(Stored dataset items)
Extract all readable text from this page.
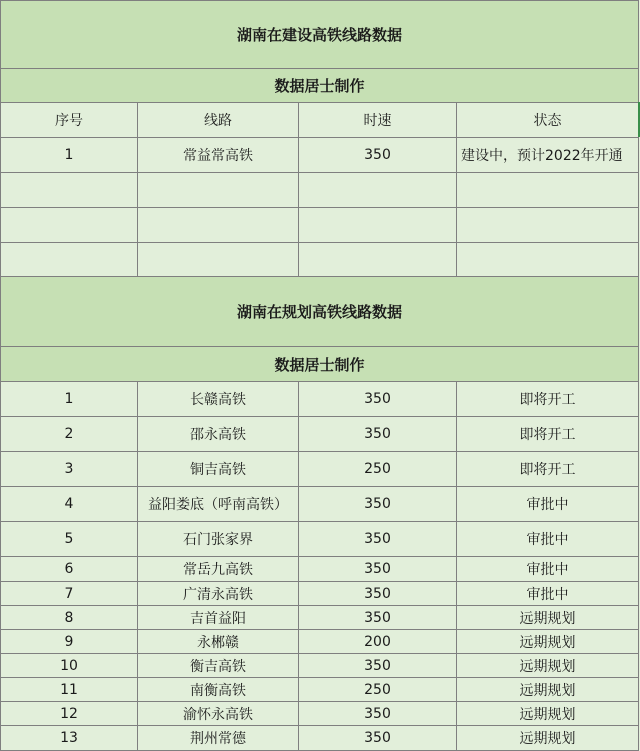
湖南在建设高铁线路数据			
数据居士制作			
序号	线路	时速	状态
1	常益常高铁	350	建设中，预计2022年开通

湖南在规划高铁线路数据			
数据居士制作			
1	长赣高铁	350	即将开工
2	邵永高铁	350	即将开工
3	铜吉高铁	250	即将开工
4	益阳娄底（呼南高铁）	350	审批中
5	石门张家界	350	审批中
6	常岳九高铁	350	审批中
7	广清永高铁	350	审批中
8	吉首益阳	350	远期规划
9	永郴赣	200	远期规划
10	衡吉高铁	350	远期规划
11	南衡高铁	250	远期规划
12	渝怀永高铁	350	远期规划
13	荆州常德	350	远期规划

_INSTRUCTIONS FOR THE TASK_
Leave out the pictures and output every record above precisely as given.

_IN RESPONSE_
Extract all readable text from this page.
湖南在建设高铁线路数据			
数据居士制作			
序号	线路	时速	状态
1	常益常高铁	350	建设中，预计2022年开通

湖南在规划高铁线路数据			
数据居士制作			
1	长赣高铁	350	即将开工
2	邵永高铁	350	即将开工
3	铜吉高铁	250	即将开工
4	益阳娄底（呼南高铁）	350	审批中
5	石门张家界	350	审批中
6	常岳九高铁	350	审批中
7	广清永高铁	350	审批中
8	吉首益阳	350	远期规划
9	永郴赣	200	远期规划
10	衡吉高铁	350	远期规划
11	南衡高铁	250	远期规划
12	渝怀永高铁	350	远期规划
13	荆州常德	350	远期规划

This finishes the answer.